Work to be completed: Give every entry again, word for word.

[Data to use Boundary: Start]

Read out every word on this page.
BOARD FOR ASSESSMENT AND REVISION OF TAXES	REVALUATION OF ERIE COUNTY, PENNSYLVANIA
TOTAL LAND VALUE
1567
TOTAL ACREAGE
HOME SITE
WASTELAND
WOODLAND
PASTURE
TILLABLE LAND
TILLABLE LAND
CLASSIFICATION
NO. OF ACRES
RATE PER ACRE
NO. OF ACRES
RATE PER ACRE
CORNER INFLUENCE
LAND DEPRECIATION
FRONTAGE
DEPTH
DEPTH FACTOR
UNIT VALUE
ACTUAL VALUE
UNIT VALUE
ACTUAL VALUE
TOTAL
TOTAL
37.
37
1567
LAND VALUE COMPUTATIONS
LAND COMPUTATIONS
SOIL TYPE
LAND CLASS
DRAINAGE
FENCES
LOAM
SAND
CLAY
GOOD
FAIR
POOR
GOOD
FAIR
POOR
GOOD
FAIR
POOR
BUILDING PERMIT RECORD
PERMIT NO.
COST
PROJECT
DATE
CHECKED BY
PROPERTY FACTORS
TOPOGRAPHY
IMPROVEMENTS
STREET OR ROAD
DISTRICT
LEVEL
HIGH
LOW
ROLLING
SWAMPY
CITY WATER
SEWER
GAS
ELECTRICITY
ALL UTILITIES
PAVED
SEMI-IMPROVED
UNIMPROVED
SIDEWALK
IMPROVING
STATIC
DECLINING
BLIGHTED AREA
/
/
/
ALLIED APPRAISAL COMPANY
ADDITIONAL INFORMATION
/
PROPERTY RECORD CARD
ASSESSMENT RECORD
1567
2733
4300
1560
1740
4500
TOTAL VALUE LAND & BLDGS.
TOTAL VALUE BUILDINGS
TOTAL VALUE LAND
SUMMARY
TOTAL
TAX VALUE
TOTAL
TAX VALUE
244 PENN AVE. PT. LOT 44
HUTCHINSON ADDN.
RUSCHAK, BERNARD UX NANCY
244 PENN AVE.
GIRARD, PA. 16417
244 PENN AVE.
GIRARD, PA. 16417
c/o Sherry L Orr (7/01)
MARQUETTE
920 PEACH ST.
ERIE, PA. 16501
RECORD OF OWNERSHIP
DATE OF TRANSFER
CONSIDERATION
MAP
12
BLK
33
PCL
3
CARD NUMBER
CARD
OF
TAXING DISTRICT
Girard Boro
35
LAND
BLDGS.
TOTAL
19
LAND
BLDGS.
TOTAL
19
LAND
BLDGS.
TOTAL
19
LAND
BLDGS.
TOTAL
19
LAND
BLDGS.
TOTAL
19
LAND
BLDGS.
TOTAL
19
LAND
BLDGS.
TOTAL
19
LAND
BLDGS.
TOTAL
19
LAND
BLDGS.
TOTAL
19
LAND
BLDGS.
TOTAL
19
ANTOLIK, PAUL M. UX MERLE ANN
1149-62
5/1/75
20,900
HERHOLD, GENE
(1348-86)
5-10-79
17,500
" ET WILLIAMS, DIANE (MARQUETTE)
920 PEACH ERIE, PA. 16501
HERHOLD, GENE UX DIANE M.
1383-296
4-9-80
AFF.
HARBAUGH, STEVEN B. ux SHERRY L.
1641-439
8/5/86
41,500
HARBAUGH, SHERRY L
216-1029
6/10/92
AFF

[Data to use Boundary: End]

Task result:
Read out every word on this page.
BOARD FOR ASSESSMENT AND REVISION OF TAXES	REVALUATION OF ERIE COUNTY, PENNSYLVANIA
TOTAL LAND VALUE
1567
TOTAL ACREAGE
HOME SITE
WASTELAND
WOODLAND
PASTURE
TILLABLE LAND
TILLABLE LAND
CLASSIFICATION
NO. OF ACRES
RATE PER ACRE
NO. OF ACRES
RATE PER ACRE
CORNER INFLUENCE
LAND DEPRECIATION
FRONTAGE
DEPTH
DEPTH FACTOR
UNIT VALUE
ACTUAL VALUE
UNIT VALUE
ACTUAL VALUE
TOTAL
TOTAL
37.
37
1567
LAND VALUE COMPUTATIONS
LAND COMPUTATIONS
SOIL TYPE
LAND CLASS
DRAINAGE
FENCES
LOAM
SAND
CLAY
GOOD
FAIR
POOR
GOOD
FAIR
POOR
GOOD
FAIR
POOR
BUILDING PERMIT RECORD
PERMIT NO.
COST
PROJECT
DATE
CHECKED BY
PROPERTY FACTORS
TOPOGRAPHY
IMPROVEMENTS
STREET OR ROAD
DISTRICT
LEVEL
HIGH
LOW
ROLLING
SWAMPY
CITY WATER
SEWER
GAS
ELECTRICITY
ALL UTILITIES
PAVED
SEMI-IMPROVED
UNIMPROVED
SIDEWALK
IMPROVING
STATIC
DECLINING
BLIGHTED AREA
/
/
/
ALLIED APPRAISAL COMPANY
ADDITIONAL INFORMATION
/
PROPERTY RECORD CARD
ASSESSMENT RECORD
1567
2733
4300
1560
1740
4500
TOTAL VALUE LAND & BLDGS.
TOTAL VALUE BUILDINGS
TOTAL VALUE LAND
SUMMARY
TOTAL
TAX VALUE
TOTAL
TAX VALUE
244 PENN AVE. PT. LOT 44
HUTCHINSON ADDN.
RUSCHAK, BERNARD UX NANCY
244 PENN AVE.
GIRARD, PA. 16417
244 PENN AVE.
GIRARD, PA. 16417
c/o Sherry L Orr (7/01)
MARQUETTE
920 PEACH ST.
ERIE, PA. 16501
RECORD OF OWNERSHIP
DATE OF TRANSFER
CONSIDERATION
MAP
12
BLK
33
PCL
3
CARD NUMBER
CARD
OF
TAXING DISTRICT
Girard Boro
35
LAND
BLDGS.
TOTAL
19
LAND
BLDGS.
TOTAL
19
LAND
BLDGS.
TOTAL
19
LAND
BLDGS.
TOTAL
19
LAND
BLDGS.
TOTAL
19
LAND
BLDGS.
TOTAL
19
LAND
BLDGS.
TOTAL
19
LAND
BLDGS.
TOTAL
19
LAND
BLDGS.
TOTAL
19
LAND
BLDGS.
TOTAL
19
ANTOLIK, PAUL M. UX MERLE ANN
1149-62
5/1/75
20,900
HERHOLD, GENE
(1348-86)
5-10-79
17,500
" ET WILLIAMS, DIANE (MARQUETTE)
920 PEACH ERIE, PA. 16501
HERHOLD, GENE UX DIANE M.
1383-296
4-9-80
AFF.
HARBAUGH, STEVEN B. ux SHERRY L.
1641-439
8/5/86
41,500
HARBAUGH, SHERRY L
216-1029
6/10/92
AFF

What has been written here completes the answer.